DIRECTIONS FOR THIS TASK: Please copy out, word for word, the lines of the listing below from the one containing "heatmap-cell xyxy=(266,74,285,95)" through the one containing "heatmap-cell xyxy=(302,255,321,276)", both of those lines included, and nothing else.

MATERIAL FOR THIS TASK:
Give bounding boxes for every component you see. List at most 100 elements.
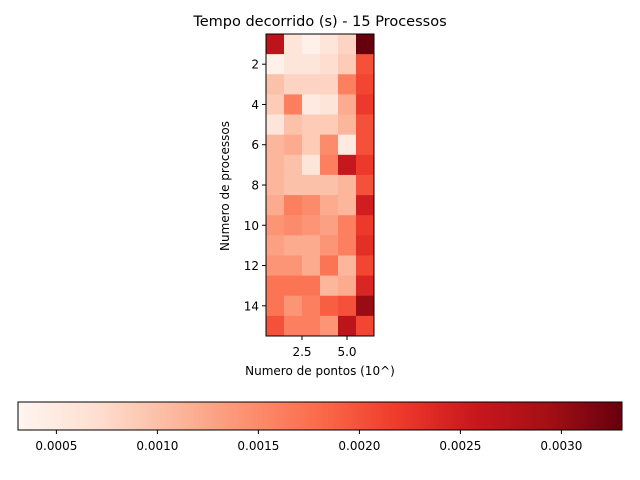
heatmap-cell xyxy=(266,74,285,95)
y-axis-label: Numero de processos xyxy=(218,121,232,251)
heatmap-cell xyxy=(338,235,357,256)
heatmap-cell xyxy=(266,275,285,297)
heatmap-cell xyxy=(338,295,357,317)
heatmap-cell xyxy=(266,34,285,55)
x-axis-label: Numero de pontos (10^) xyxy=(245,364,395,378)
heatmap-cell xyxy=(266,235,285,256)
heatmap-cell xyxy=(284,154,303,176)
heatmap-cell xyxy=(320,94,339,115)
heatmap-cell xyxy=(320,74,339,95)
heatmap-cell xyxy=(302,255,321,276)
heatmap-cell xyxy=(284,255,303,276)
y-tick-label: 2 xyxy=(251,58,259,72)
heatmap-cell xyxy=(338,94,357,115)
heatmap-cell xyxy=(320,174,339,196)
colorbar-tick-label: 0.0005 xyxy=(35,439,77,453)
y-tick-label: 14 xyxy=(244,299,259,313)
heatmap-cell xyxy=(302,195,321,216)
heatmap-cell xyxy=(284,295,303,317)
heatmap-cell xyxy=(266,215,285,236)
colorbar xyxy=(17,401,623,431)
heatmap-cell xyxy=(266,195,285,216)
heatmap-cell xyxy=(284,94,303,115)
heatmap-cell xyxy=(284,74,303,95)
heatmap-cell xyxy=(284,34,303,55)
heatmap-cell xyxy=(284,315,303,337)
heatmap-cell xyxy=(302,114,321,136)
heatmap-cell xyxy=(302,34,321,55)
heatmap-cell xyxy=(266,134,285,156)
heatmap-cell xyxy=(356,94,375,115)
heatmap-cell xyxy=(320,215,339,236)
heatmap-cell xyxy=(284,134,303,156)
colorbar-ticks: 0.0005 0.0010 0.0015 0.0020 0.0025 0.0030 xyxy=(35,430,582,453)
heatmap-cell xyxy=(320,255,339,276)
heatmap-cell xyxy=(320,315,339,337)
heatmap-cell xyxy=(356,174,375,196)
heatmap-cell xyxy=(356,154,375,176)
heatmap-cell xyxy=(356,315,375,337)
heatmap-cell xyxy=(338,174,357,196)
heatmap-cell xyxy=(266,255,285,276)
heatmap-cell xyxy=(356,34,375,55)
heatmap-cell xyxy=(356,275,375,297)
x-tick-label: 5.0 xyxy=(337,345,356,359)
heatmap-cell xyxy=(284,215,303,236)
heatmap-cell xyxy=(284,235,303,256)
heatmap-cell xyxy=(302,315,321,337)
y-tick-label: 6 xyxy=(251,138,259,152)
colorbar-tick-label: 0.0010 xyxy=(136,439,178,453)
y-axis-ticks: 2 4 6 8 10 12 14 xyxy=(244,58,266,313)
heatmap-cell xyxy=(338,74,357,95)
chart-title: Tempo decorrido (s) - 15 Processos xyxy=(192,14,446,30)
heatmap-cell xyxy=(356,295,375,317)
heatmap-cell xyxy=(284,114,303,136)
heatmap-cell xyxy=(320,275,339,297)
heatmap-cell xyxy=(320,34,339,55)
heatmap-cell xyxy=(320,114,339,136)
heatmap-cell xyxy=(338,114,357,136)
heatmap-cell xyxy=(338,134,357,156)
heatmap-cell xyxy=(266,114,285,136)
x-tick-label: 2.5 xyxy=(292,345,311,359)
colorbar-tick-label: 0.0015 xyxy=(237,439,279,453)
y-tick-label: 10 xyxy=(244,219,259,233)
heatmap-cells xyxy=(266,34,375,337)
heatmap-cell xyxy=(302,215,321,236)
heatmap-cell xyxy=(338,255,357,276)
x-axis-ticks: 2.5 5.0 xyxy=(292,336,357,359)
heatmap-cell xyxy=(356,74,375,95)
heatmap-cell xyxy=(284,174,303,196)
heatmap-cell xyxy=(356,255,375,276)
heatmap-cell xyxy=(284,275,303,297)
y-tick-label: 12 xyxy=(244,259,259,273)
heatmap-cell xyxy=(302,74,321,95)
heatmap-cell xyxy=(338,195,357,216)
heatmap-cell xyxy=(320,134,339,156)
heatmap-cell xyxy=(356,134,375,156)
heatmap-cell xyxy=(302,275,321,297)
heatmap-cell xyxy=(320,235,339,256)
heatmap-cell xyxy=(266,315,285,337)
heatmap-cell xyxy=(320,54,339,75)
heatmap-cell xyxy=(266,174,285,196)
heatmap-cell xyxy=(266,295,285,317)
heatmap-cell xyxy=(338,315,357,337)
heatmap-cell xyxy=(266,154,285,176)
heatmap-cell xyxy=(356,215,375,236)
colorbar-tick-label: 0.0030 xyxy=(540,439,582,453)
heatmap-cell xyxy=(356,114,375,136)
heatmap-cell xyxy=(266,94,285,115)
heatmap-cell xyxy=(302,94,321,115)
heatmap-cell xyxy=(302,154,321,176)
colorbar-tick-label: 0.0025 xyxy=(439,439,481,453)
heatmap-cell xyxy=(284,54,303,75)
heatmap-cell xyxy=(320,195,339,216)
heatmap-cell xyxy=(302,54,321,75)
colorbar-tick-label: 0.0020 xyxy=(338,439,380,453)
y-tick-label: 4 xyxy=(251,98,259,112)
heatmap-cell xyxy=(302,295,321,317)
heatmap-cell xyxy=(338,34,357,55)
heatmap-cell xyxy=(284,195,303,216)
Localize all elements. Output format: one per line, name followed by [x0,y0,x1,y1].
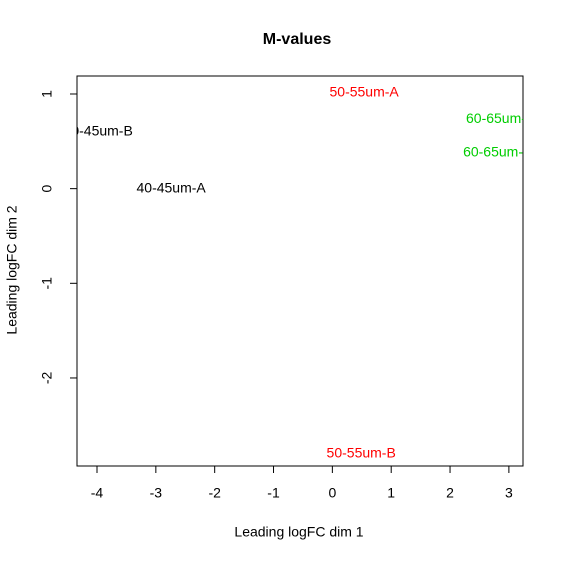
y-tick-label: -2 [39,372,55,385]
point-label: 40-45um-B [64,123,133,139]
x-tick-label: -3 [150,485,163,501]
y-axis-label: Leading logFC dim 2 [4,205,20,334]
y-tick-label: 0 [39,185,55,193]
x-axis-label: Leading logFC dim 1 [234,524,363,540]
x-tick-label: 1 [387,485,395,501]
x-tick-label: 2 [446,485,454,501]
plot-area: 40-45um-A 40-45um-B 50-55um-A 50-55um-B 60-6… [64,84,536,461]
y-tick-label: 1 [39,90,55,98]
plot-frame [76,75,524,467]
point-label: 50-55um-B [327,444,396,460]
x-tick-label: -2 [208,485,221,501]
y-tick-label: -1 [39,277,55,290]
point-label: 50-55um-A [330,84,400,100]
x-tick-label: 3 [505,485,513,501]
point-label: 60-65um-A [466,110,536,126]
x-tick-label: -1 [267,485,280,501]
x-tick-label: -4 [91,485,104,501]
point-label: 40-45um-A [137,179,207,195]
chart-title: M-values [263,31,332,48]
x-tick-label: 0 [328,485,336,501]
point-label: 60-65um-B [463,143,532,159]
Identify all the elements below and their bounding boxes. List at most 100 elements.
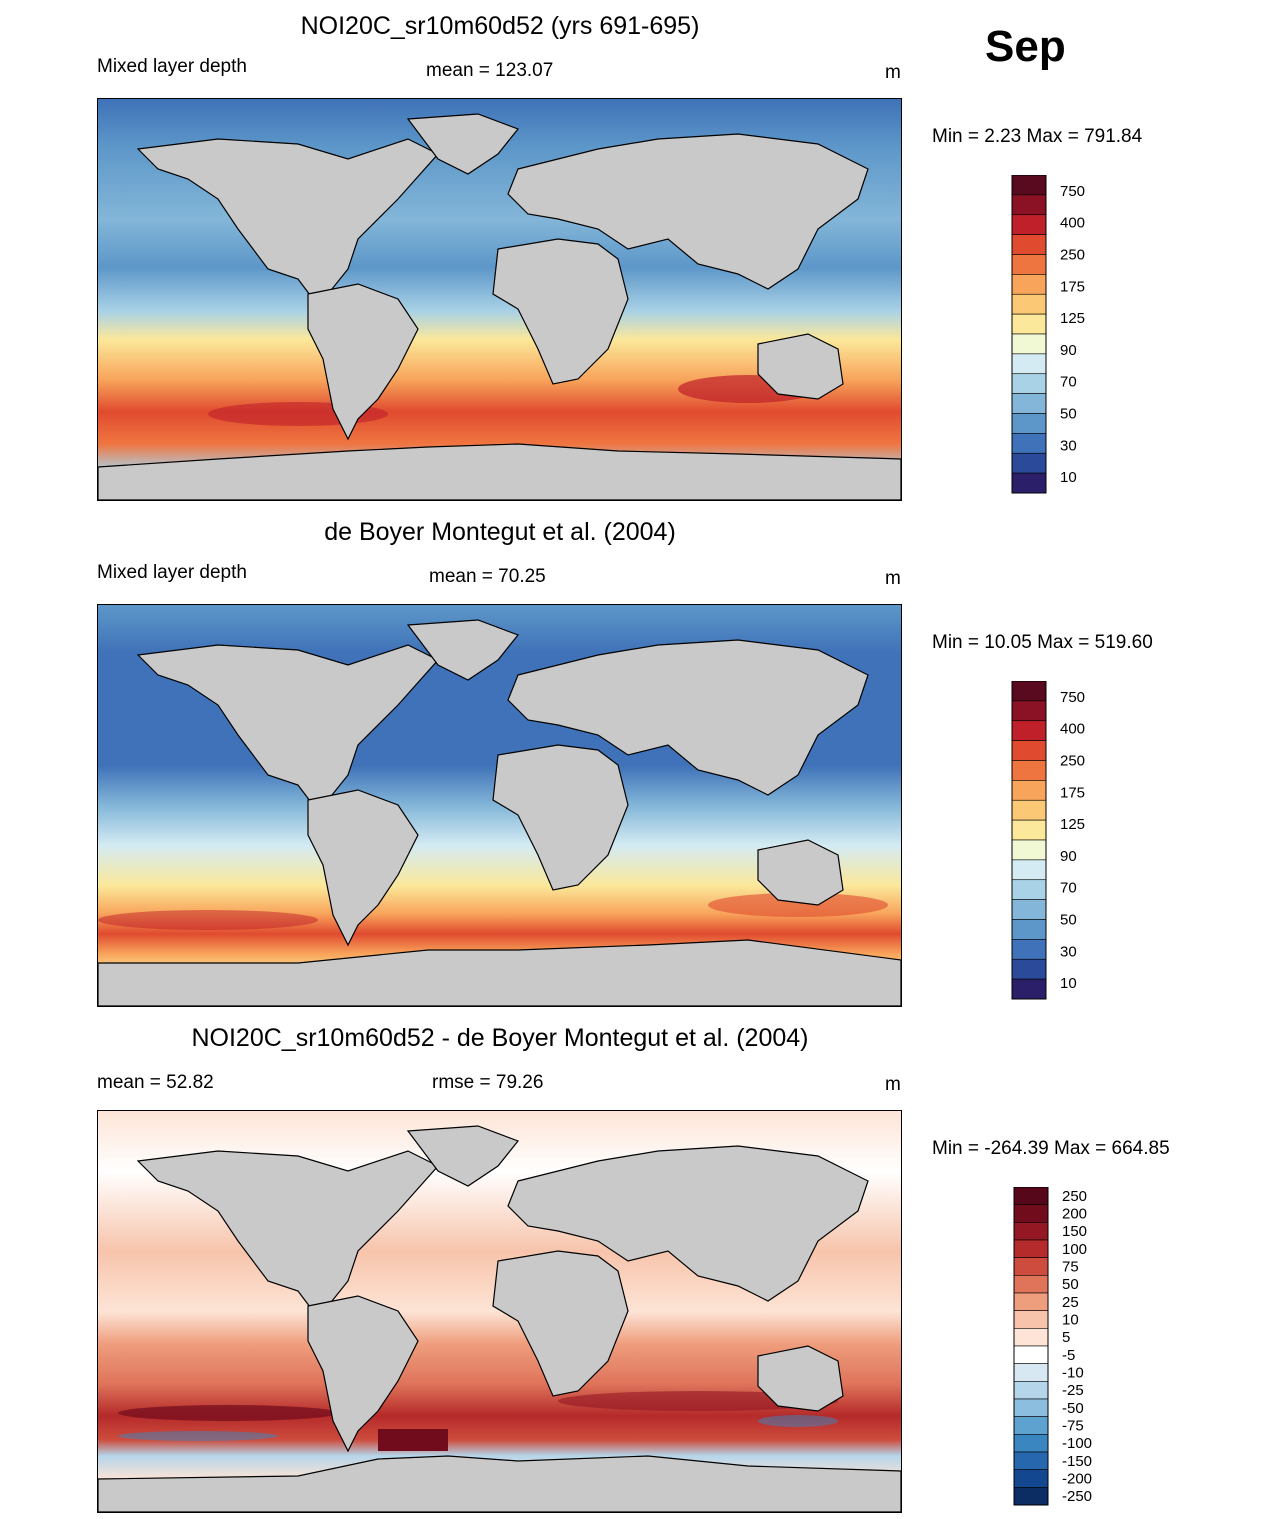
colorbar-swatch	[1011, 681, 1047, 702]
colorbar-tick-label: 50	[1060, 912, 1077, 929]
colorbar-swatch	[1011, 373, 1047, 394]
panel2-mean-label: mean = 70.25	[429, 566, 546, 587]
colorbar-tick-label: 50	[1062, 1276, 1079, 1293]
colorbar-swatch	[1013, 1187, 1049, 1205]
colorbar-swatch	[1013, 1328, 1049, 1347]
panel1-map	[97, 98, 902, 501]
colorbar-tick-label: -75	[1062, 1418, 1084, 1435]
colorbar-swatch	[1013, 1239, 1049, 1258]
colorbar-swatch	[1013, 1275, 1049, 1294]
panel1-title: NOI20C_sr10m60d52 (yrs 691-695)	[300, 12, 700, 40]
colorbar-swatch	[1013, 1257, 1049, 1276]
colorbar-swatch	[1011, 939, 1047, 960]
panel1-colorbar: 750 400 250 175 125 90 70 50 30 10	[1011, 175, 1085, 494]
panel3-units: m	[885, 1074, 901, 1095]
colorbar-tick-label: 90	[1060, 342, 1077, 359]
panel3-minmax: Min = -264.39 Max = 664.85	[932, 1138, 1170, 1159]
colorbar-swatch	[1011, 452, 1047, 474]
colorbar-swatch	[1011, 899, 1047, 920]
panel1-mean-label: mean = 123.07	[426, 60, 554, 81]
panel2-minmax: Min = 10.05 Max = 519.60	[932, 632, 1153, 653]
colorbar-swatch	[1013, 1434, 1049, 1453]
colorbar-tick-label: 5	[1062, 1329, 1070, 1346]
colorbar-tick-label: 250	[1060, 753, 1085, 770]
colorbar-swatch	[1013, 1363, 1049, 1382]
colorbar-tick-label: -100	[1062, 1435, 1092, 1452]
panel2-units: m	[885, 568, 901, 589]
colorbar-tick-label: 150	[1062, 1223, 1087, 1240]
panel2-left-label: Mixed layer depth	[97, 562, 247, 583]
colorbar-swatch	[1011, 274, 1047, 295]
colorbar-tick-label: 400	[1060, 721, 1085, 738]
colorbar-swatch	[1011, 799, 1047, 821]
colorbar-tick-label: -10	[1062, 1365, 1084, 1382]
panel3-map-svg	[98, 1111, 901, 1512]
colorbar-swatch	[1011, 740, 1047, 761]
colorbar-swatch	[1013, 1222, 1049, 1241]
colorbar-swatch	[1011, 958, 1047, 980]
colorbar-swatch	[1011, 879, 1047, 900]
colorbar-tick-label: 50	[1060, 406, 1077, 423]
colorbar-swatch	[1011, 333, 1047, 355]
panel1-units: m	[885, 62, 901, 83]
colorbar-tick-label: 200	[1062, 1206, 1087, 1223]
colorbar-swatch	[1013, 1381, 1049, 1400]
colorbar-swatch	[1013, 1416, 1049, 1435]
colorbar-swatch	[1011, 760, 1047, 781]
colorbar-swatch	[1011, 978, 1047, 1000]
colorbar-swatch	[1011, 313, 1047, 335]
colorbar-swatch	[1011, 413, 1047, 434]
colorbar-tick-label: 10	[1060, 975, 1077, 992]
panel1-left-label: Mixed layer depth	[97, 56, 247, 77]
colorbar-tick-label: -250	[1062, 1488, 1092, 1505]
colorbar-tick-label: 250	[1062, 1188, 1087, 1205]
colorbar-swatch	[1011, 859, 1047, 881]
colorbar-swatch	[1011, 254, 1047, 275]
colorbar-border	[1011, 681, 1047, 1000]
colorbar-tick-label: 750	[1060, 183, 1085, 200]
colorbar-tick-label: 125	[1060, 310, 1085, 327]
colorbar-tick-label: 90	[1060, 848, 1077, 865]
colorbar-swatch	[1011, 353, 1047, 375]
colorbar-swatch	[1011, 293, 1047, 315]
colorbar-border	[1013, 1187, 1049, 1506]
colorbar-tick-label: -150	[1062, 1453, 1092, 1470]
panel3-title: NOI20C_sr10m60d52 - de Boyer Montegut et…	[191, 1024, 809, 1052]
colorbar-swatch	[1013, 1487, 1049, 1506]
colorbar-tick-label: 175	[1060, 278, 1085, 295]
colorbar-tick-label: -50	[1062, 1400, 1084, 1417]
colorbar-swatch	[1011, 472, 1047, 494]
colorbar-swatch	[1013, 1469, 1049, 1488]
panel2-map-svg	[98, 605, 901, 1006]
colorbar-tick-label: 10	[1060, 469, 1077, 486]
colorbar-tick-label: 30	[1060, 437, 1077, 454]
panel2-title: de Boyer Montegut et al. (2004)	[324, 518, 676, 546]
colorbar-tick-label: 70	[1060, 880, 1077, 897]
panel3-colorbar: 250200150100755025105-5-10-25-50-75-100-…	[1013, 1187, 1092, 1506]
colorbar-swatch	[1011, 720, 1047, 741]
colorbar-swatch	[1013, 1204, 1049, 1223]
colorbar-tick-label: 250	[1060, 247, 1085, 264]
colorbar-tick-label: 75	[1062, 1259, 1079, 1276]
colorbar-tick-label: 175	[1060, 784, 1085, 801]
colorbar-swatch	[1011, 919, 1047, 940]
panel1-map-svg	[98, 99, 901, 500]
colorbar-swatch	[1013, 1398, 1049, 1417]
panel2-map	[97, 604, 902, 1007]
panel3-rmse-label: rmse = 79.26	[432, 1072, 544, 1093]
colorbar-tick-label: 25	[1062, 1294, 1079, 1311]
colorbar-tick-label: 10	[1062, 1312, 1079, 1329]
colorbar-swatch	[1011, 700, 1047, 722]
colorbar-swatch	[1011, 194, 1047, 216]
colorbar-tick-label: 400	[1060, 215, 1085, 232]
colorbar-swatch	[1013, 1292, 1049, 1311]
colorbar-swatch	[1011, 819, 1047, 841]
panel3-mean-label: mean = 52.82	[97, 1072, 214, 1093]
colorbar-swatch	[1011, 433, 1047, 454]
colorbar-swatch	[1013, 1310, 1049, 1329]
colorbar-swatch	[1013, 1451, 1049, 1470]
colorbar-tick-label: -200	[1062, 1471, 1092, 1488]
panel1-minmax: Min = 2.23 Max = 791.84	[932, 126, 1143, 147]
colorbar-swatch	[1011, 234, 1047, 255]
colorbar-swatch	[1011, 839, 1047, 861]
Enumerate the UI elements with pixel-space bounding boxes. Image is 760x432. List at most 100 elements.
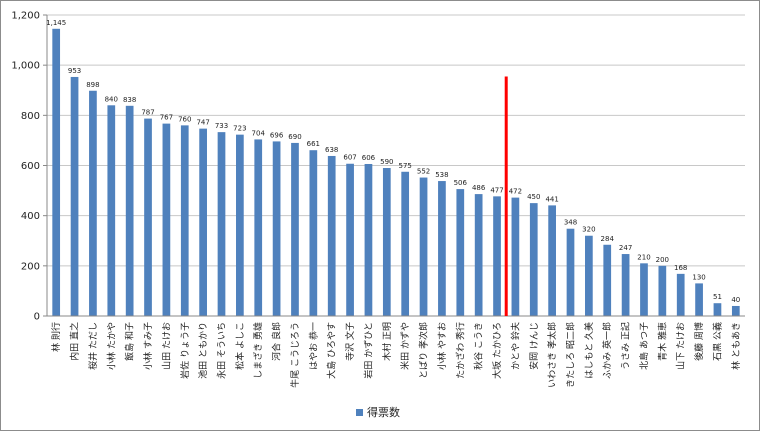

TASK SOLUTION:
heatmap-cell xyxy=(266,74,285,95)
y-axis-label: Numero de processos xyxy=(218,121,232,251)
heatmap-cell xyxy=(338,235,357,256)
heatmap-cell xyxy=(266,275,285,297)
heatmap-cell xyxy=(338,295,357,317)
heatmap-cell xyxy=(266,34,285,55)
x-axis-label: Numero de pontos (10^) xyxy=(245,364,395,378)
heatmap-cell xyxy=(266,235,285,256)
heatmap-cell xyxy=(284,154,303,176)
heatmap-cell xyxy=(320,94,339,115)
heatmap-cell xyxy=(320,74,339,95)
heatmap-cell xyxy=(302,255,321,276)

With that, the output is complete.